** BEGIN DATASET EXCERPTS **

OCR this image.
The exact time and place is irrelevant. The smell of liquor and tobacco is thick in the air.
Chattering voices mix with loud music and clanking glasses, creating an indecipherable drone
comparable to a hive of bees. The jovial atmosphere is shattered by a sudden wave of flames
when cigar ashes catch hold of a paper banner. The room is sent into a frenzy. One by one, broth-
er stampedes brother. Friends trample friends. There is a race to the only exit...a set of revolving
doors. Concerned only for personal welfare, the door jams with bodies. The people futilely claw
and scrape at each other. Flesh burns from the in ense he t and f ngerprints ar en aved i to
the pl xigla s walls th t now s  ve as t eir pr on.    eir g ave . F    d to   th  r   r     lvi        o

** END DATASET EXCERPTS **
** BEGIN DATASET EXCERPTS **

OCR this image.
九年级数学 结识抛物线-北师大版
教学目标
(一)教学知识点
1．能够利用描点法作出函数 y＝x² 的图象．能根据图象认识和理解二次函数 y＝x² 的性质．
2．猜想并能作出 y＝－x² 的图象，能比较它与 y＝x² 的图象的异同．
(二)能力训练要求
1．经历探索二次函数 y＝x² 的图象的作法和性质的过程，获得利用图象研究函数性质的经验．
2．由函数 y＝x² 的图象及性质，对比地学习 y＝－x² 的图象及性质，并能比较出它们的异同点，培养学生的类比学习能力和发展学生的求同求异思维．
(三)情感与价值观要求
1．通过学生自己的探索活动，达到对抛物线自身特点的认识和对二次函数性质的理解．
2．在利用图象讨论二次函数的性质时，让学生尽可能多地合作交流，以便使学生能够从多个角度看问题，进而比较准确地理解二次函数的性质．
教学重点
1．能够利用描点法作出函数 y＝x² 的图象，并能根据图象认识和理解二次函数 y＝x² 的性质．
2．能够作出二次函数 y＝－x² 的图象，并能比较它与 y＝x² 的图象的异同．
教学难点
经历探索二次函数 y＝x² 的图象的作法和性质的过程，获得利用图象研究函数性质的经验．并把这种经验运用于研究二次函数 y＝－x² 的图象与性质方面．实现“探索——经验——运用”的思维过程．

** END DATASET EXCERPTS **

WHAT YOU HAVE TO DO
Find the lines that include the string "获得利用图象研究函数性质的经验", then copy each of them.

SOLVED PROBLEM
1．经历探索二次函数 y＝x² 的图象的作法和性质的过程，获得利用图象研究函数性质的经验．
经历探索二次函数 y＝x² 的图象的作法和性质的过程，获得利用图象研究函数性质的经验．并把这种经验运用于研究二次函数 y＝－x² 的图象与性质方面．实现“探索——经验——运用”的思维过程．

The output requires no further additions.